Stored data entries:
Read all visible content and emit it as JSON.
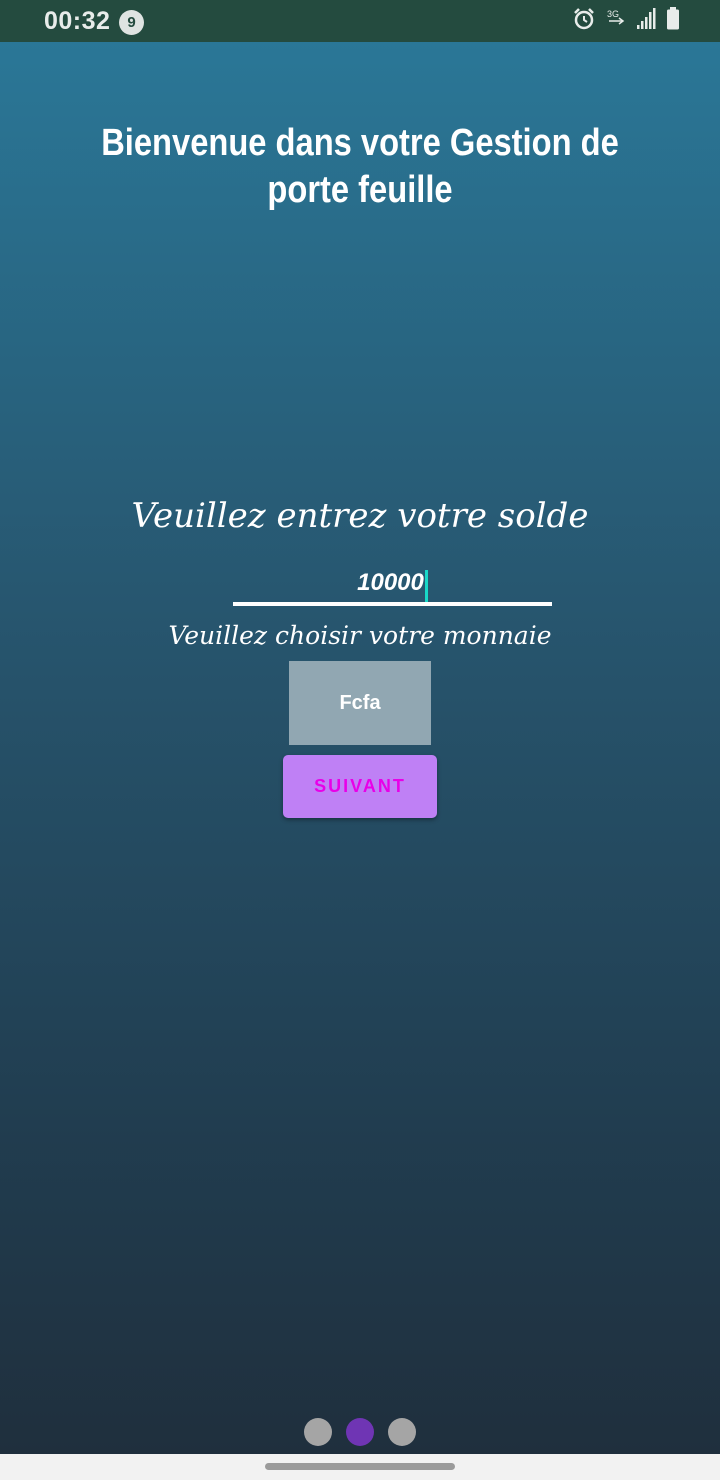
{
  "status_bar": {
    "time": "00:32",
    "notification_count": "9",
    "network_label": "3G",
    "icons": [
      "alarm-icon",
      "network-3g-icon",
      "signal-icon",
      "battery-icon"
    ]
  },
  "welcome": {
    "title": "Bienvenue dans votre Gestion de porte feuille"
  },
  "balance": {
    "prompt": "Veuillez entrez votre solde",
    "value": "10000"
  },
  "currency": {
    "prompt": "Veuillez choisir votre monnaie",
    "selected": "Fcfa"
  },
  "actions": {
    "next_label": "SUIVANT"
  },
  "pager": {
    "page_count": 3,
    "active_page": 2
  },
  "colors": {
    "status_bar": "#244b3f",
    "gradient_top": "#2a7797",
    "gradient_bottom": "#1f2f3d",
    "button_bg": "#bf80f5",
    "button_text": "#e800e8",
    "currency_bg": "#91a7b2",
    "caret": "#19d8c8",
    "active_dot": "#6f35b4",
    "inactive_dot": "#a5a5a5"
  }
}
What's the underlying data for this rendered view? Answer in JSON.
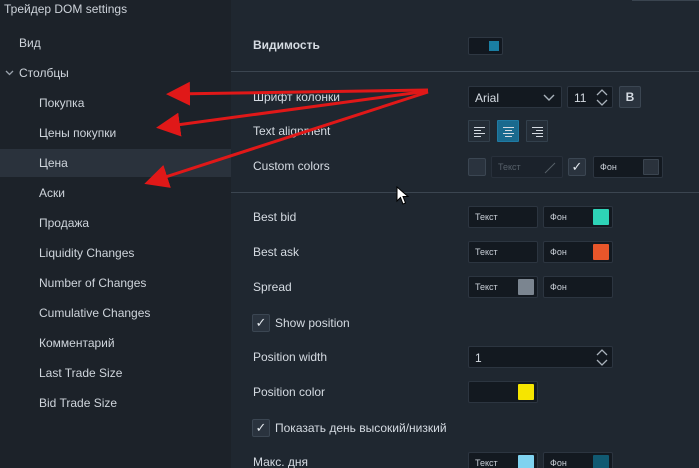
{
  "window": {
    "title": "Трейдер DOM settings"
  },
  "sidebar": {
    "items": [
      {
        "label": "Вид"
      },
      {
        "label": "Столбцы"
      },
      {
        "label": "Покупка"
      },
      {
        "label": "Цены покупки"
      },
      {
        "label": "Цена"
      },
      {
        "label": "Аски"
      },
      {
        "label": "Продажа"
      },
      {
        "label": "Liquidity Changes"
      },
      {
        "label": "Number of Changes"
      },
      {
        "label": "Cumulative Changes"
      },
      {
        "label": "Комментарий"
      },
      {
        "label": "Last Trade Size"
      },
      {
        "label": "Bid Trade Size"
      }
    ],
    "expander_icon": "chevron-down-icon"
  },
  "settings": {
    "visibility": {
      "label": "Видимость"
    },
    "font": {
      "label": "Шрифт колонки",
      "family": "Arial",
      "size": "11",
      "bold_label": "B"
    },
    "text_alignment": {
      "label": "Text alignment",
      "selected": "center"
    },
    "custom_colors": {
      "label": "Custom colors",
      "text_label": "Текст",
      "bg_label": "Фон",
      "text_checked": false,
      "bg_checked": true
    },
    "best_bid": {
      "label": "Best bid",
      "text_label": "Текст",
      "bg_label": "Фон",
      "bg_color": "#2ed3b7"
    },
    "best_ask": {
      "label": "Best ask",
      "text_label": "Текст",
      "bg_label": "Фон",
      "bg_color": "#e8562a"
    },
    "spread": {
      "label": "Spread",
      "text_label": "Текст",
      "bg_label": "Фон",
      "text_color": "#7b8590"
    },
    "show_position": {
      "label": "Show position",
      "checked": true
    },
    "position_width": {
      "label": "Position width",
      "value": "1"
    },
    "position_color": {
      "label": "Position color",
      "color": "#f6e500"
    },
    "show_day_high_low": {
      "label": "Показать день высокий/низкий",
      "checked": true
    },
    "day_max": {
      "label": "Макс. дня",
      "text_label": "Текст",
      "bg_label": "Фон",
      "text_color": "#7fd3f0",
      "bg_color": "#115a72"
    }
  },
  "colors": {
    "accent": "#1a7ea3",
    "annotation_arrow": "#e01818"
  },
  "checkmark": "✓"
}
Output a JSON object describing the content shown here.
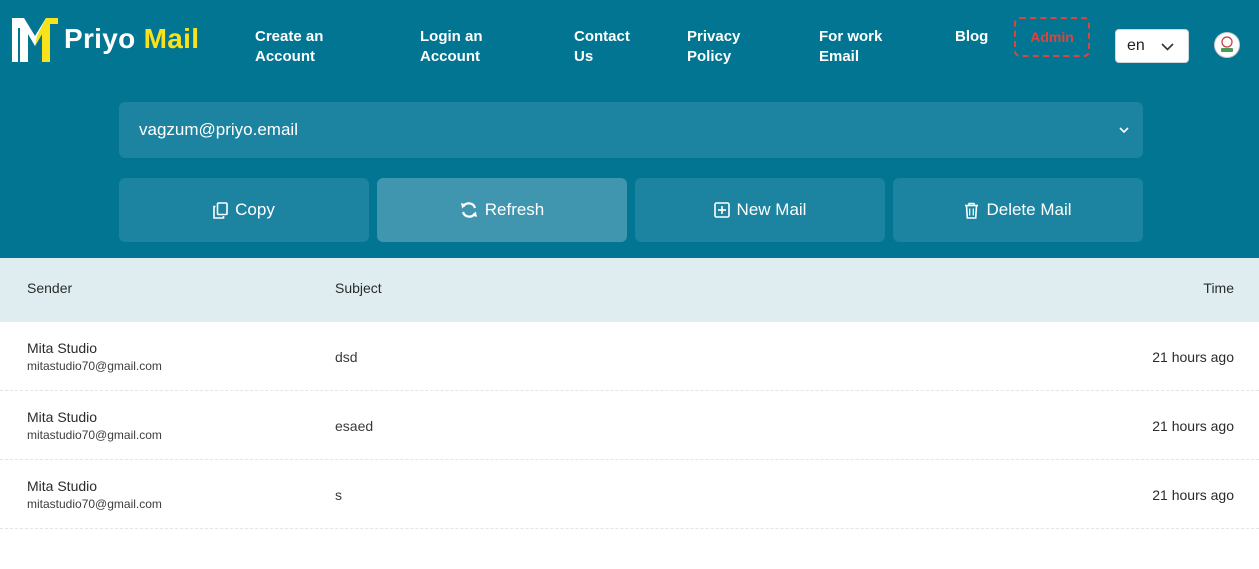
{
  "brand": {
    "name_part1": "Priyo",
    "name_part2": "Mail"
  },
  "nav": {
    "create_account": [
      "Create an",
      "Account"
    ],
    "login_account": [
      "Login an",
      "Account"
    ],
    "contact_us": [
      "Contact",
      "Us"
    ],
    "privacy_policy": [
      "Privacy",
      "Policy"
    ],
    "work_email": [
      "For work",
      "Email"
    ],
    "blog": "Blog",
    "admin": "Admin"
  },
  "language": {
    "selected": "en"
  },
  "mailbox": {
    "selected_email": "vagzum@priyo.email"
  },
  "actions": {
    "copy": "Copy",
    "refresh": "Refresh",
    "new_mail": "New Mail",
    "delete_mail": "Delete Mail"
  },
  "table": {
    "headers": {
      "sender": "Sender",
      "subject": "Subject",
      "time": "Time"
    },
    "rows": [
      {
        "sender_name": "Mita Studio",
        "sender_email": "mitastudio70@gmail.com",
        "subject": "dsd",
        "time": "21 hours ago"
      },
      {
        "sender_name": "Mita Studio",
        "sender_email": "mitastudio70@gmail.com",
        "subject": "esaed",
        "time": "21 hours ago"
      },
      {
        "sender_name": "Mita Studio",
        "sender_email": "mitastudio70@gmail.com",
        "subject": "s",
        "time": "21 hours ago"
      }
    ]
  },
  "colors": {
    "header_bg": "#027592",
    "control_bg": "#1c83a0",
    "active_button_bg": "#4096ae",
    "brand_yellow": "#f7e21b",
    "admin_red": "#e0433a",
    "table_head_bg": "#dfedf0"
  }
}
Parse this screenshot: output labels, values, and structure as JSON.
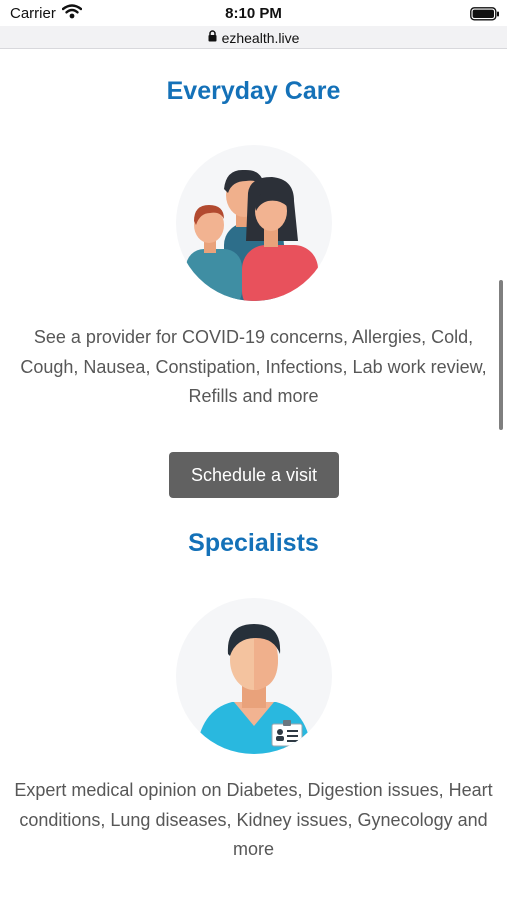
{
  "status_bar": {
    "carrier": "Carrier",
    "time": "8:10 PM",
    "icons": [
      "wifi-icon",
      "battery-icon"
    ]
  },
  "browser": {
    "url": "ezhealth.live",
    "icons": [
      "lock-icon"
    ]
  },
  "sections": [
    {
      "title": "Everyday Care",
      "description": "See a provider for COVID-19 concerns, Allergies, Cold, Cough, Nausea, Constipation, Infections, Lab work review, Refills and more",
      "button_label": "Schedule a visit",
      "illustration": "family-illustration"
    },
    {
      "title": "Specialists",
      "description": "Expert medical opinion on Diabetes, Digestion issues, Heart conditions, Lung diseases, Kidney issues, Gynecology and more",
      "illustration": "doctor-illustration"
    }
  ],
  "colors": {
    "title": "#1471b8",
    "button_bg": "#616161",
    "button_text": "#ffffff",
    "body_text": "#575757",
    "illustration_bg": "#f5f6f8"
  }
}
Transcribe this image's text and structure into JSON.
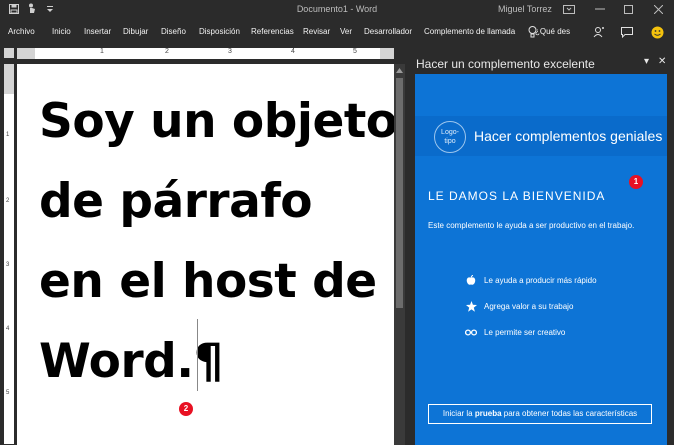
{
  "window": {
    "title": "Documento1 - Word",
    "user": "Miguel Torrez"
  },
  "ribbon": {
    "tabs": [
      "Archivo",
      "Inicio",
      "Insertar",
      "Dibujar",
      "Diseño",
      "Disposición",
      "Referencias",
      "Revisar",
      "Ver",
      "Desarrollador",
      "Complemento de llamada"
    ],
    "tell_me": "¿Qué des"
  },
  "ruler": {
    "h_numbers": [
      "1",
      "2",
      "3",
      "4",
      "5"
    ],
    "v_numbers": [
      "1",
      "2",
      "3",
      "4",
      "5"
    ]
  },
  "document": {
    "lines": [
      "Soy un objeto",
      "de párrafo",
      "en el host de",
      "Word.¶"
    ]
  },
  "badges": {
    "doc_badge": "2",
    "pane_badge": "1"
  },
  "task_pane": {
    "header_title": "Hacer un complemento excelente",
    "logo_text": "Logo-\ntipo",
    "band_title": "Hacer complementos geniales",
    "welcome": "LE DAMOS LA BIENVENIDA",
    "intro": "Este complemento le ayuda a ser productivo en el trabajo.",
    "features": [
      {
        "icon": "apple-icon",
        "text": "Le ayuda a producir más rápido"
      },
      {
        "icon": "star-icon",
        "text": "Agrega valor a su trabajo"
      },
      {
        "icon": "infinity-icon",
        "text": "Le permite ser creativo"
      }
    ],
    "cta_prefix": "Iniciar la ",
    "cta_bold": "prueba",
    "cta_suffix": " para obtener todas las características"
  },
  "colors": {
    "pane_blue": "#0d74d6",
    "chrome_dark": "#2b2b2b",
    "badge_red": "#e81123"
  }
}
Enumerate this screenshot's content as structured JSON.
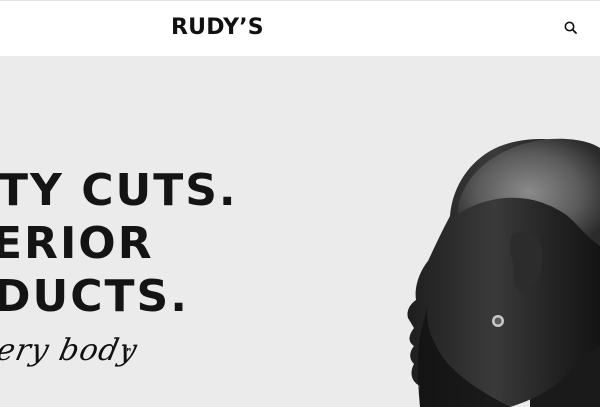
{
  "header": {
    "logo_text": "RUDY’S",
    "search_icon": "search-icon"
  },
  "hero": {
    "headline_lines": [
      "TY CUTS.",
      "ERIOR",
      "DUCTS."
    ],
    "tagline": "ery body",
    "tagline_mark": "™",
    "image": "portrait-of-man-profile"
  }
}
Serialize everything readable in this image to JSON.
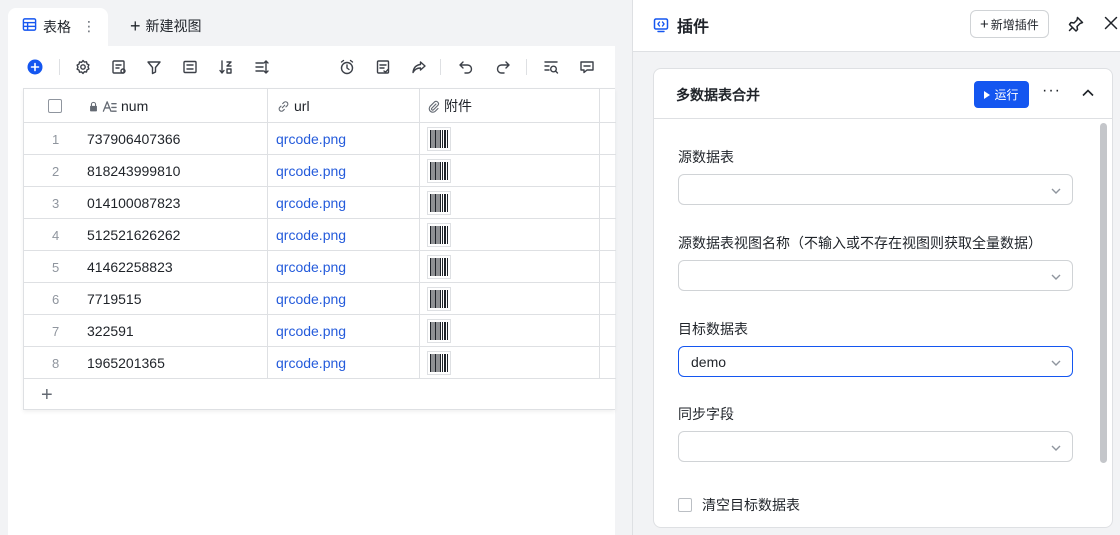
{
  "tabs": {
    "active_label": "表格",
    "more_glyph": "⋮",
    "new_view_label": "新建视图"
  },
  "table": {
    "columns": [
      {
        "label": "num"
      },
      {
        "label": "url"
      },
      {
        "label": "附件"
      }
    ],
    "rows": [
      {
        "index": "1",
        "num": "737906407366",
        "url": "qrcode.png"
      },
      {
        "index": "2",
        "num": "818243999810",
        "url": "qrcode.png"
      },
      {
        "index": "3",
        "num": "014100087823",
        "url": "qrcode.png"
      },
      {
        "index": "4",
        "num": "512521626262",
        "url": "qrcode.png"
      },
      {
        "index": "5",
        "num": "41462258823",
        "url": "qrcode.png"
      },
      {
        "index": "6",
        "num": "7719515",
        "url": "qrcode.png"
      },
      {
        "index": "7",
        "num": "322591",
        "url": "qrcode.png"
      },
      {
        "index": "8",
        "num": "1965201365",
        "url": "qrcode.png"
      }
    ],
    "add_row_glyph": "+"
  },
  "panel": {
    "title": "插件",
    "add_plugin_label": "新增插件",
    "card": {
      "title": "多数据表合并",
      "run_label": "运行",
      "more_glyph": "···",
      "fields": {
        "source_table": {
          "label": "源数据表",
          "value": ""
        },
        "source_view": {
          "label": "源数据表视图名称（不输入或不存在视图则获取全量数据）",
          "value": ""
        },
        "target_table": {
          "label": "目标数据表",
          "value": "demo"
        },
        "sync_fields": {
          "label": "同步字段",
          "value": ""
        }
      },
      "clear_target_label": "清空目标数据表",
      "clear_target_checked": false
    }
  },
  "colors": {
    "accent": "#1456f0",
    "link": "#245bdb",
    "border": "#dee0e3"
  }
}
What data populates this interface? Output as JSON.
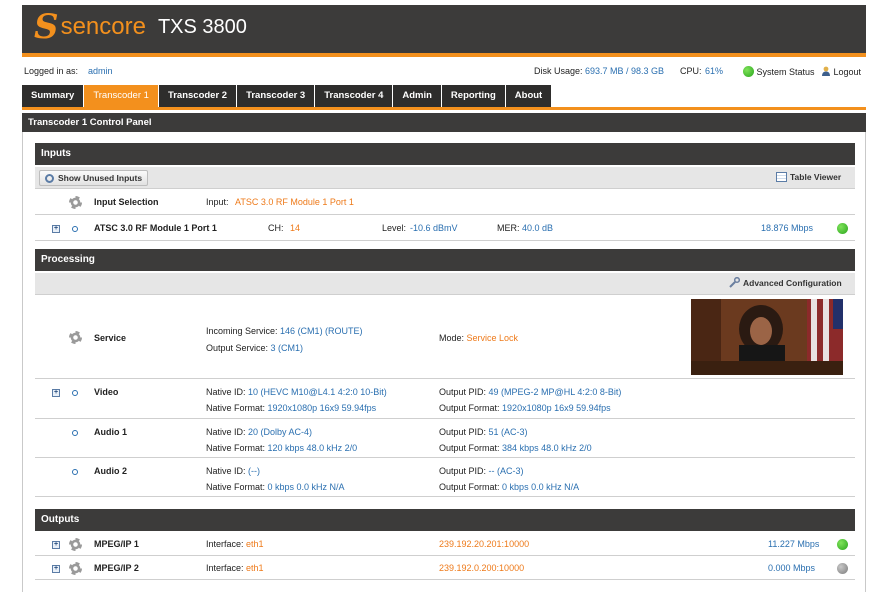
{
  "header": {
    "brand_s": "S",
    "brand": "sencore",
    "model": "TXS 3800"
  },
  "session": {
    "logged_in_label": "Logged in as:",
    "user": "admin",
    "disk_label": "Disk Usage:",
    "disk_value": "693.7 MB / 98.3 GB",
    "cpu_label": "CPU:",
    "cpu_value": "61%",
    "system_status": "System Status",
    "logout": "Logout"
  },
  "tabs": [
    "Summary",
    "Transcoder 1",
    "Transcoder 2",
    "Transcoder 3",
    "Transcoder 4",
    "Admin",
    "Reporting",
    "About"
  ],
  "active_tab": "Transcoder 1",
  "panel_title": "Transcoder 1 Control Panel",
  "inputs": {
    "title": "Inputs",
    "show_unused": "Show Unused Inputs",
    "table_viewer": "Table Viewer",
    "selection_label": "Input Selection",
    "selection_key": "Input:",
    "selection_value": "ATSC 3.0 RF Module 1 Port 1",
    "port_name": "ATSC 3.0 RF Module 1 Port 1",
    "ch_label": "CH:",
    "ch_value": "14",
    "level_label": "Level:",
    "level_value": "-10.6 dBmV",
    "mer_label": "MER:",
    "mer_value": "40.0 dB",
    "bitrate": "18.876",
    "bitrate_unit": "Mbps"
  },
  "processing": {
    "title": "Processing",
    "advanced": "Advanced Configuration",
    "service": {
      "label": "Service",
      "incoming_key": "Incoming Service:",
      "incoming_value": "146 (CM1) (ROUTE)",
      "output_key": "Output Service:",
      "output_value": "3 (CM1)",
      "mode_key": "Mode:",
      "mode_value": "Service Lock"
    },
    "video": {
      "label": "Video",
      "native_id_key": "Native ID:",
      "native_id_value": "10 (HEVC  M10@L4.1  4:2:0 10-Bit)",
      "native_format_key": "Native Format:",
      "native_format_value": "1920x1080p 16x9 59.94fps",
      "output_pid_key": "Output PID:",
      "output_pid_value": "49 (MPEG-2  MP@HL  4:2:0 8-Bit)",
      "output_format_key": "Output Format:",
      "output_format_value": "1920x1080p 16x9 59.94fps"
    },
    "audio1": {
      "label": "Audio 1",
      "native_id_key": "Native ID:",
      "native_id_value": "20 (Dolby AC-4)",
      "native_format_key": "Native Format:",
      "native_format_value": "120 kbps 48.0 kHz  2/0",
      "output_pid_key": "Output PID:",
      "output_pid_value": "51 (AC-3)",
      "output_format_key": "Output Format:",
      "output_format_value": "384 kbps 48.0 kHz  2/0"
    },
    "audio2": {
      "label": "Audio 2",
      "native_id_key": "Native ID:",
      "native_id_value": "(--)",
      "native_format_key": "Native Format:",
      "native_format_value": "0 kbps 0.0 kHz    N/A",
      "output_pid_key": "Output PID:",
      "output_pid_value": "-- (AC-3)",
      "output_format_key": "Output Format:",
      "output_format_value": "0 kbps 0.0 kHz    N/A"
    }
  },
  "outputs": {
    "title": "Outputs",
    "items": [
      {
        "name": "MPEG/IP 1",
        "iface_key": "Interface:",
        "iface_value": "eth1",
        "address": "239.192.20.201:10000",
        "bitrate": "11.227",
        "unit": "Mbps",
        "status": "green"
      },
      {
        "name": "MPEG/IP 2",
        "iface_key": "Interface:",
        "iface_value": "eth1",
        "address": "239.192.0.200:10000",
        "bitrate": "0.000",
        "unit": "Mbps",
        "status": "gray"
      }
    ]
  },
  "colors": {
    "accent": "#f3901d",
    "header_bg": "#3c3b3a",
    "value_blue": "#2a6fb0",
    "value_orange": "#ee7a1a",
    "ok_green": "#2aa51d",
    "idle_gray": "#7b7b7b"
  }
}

**GOAL OF THE EXERCISE**
Only lines that contain the word "Changes" are wanted; copy each of them.

**RESULT**
        "label": "Liquidity Changes"
        "label": "Number of Changes"
        "label": "Cumulative Changes"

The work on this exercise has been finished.